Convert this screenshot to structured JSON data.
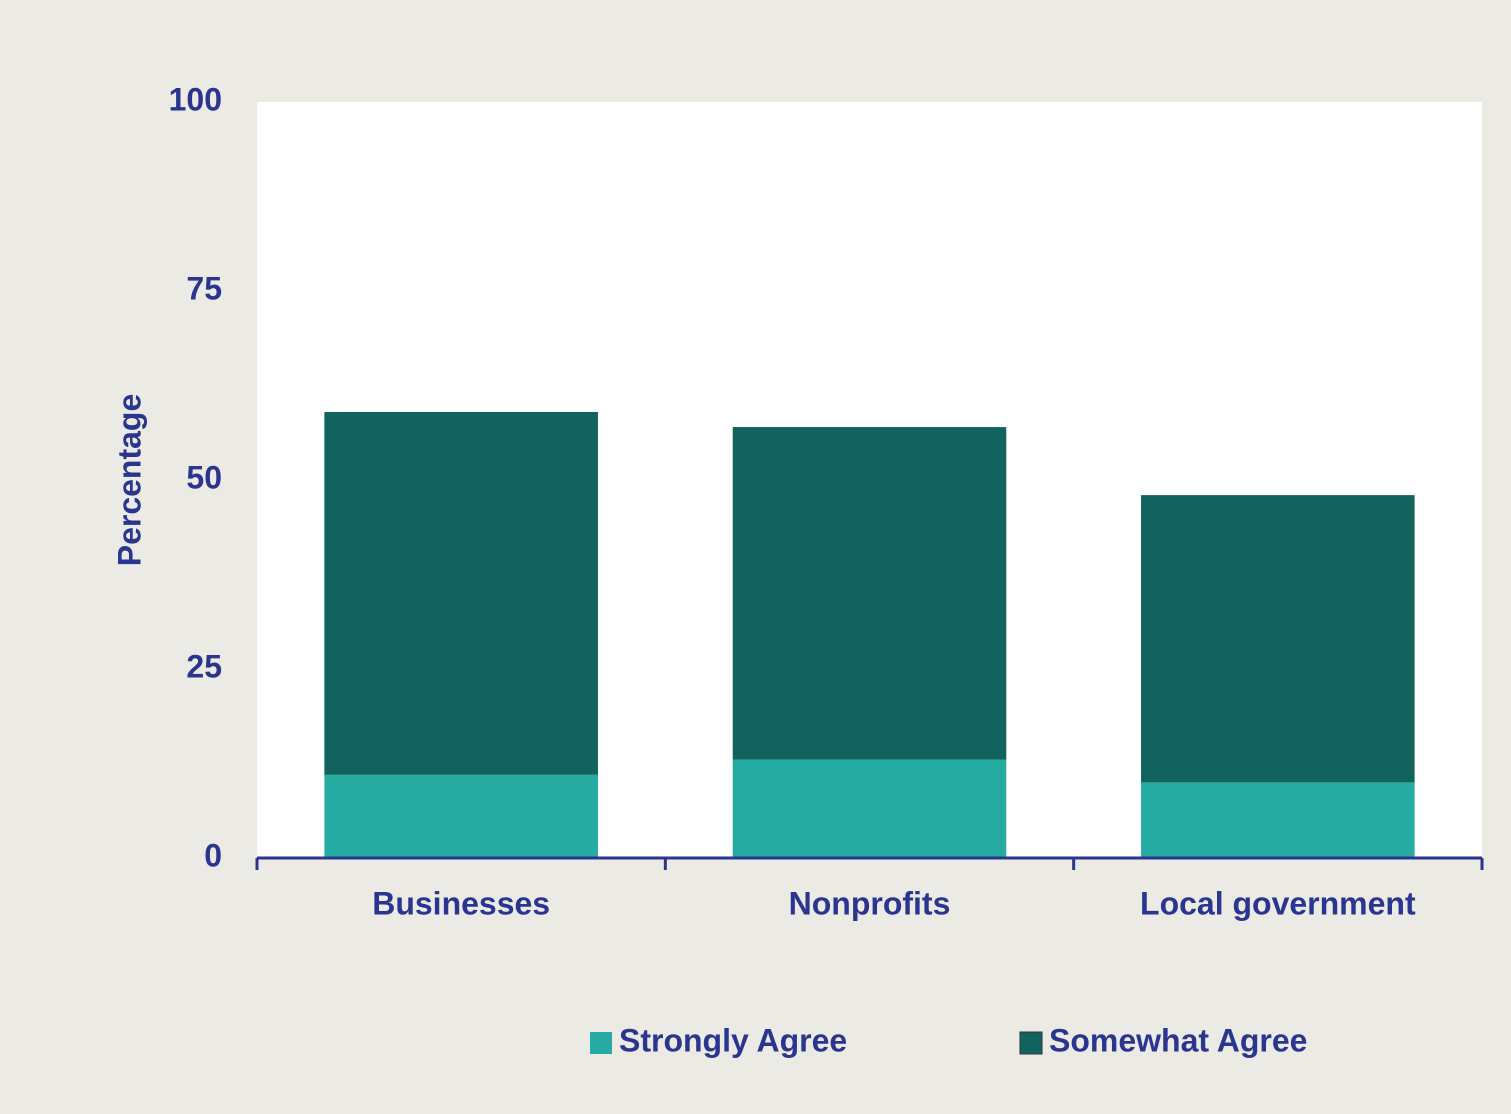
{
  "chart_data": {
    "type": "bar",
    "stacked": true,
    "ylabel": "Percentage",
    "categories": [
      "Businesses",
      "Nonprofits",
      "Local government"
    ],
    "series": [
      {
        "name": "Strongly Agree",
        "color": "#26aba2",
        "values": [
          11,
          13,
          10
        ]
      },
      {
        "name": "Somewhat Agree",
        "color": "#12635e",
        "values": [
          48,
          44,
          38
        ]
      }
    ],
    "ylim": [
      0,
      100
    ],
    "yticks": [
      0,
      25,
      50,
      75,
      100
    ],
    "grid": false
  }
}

STATED PROBLEM: Search the records for the word "Agree". Copy every line that has it.

WRITTEN SOLUTION:
        "name": "Strongly Agree",
        "name": "Somewhat Agree",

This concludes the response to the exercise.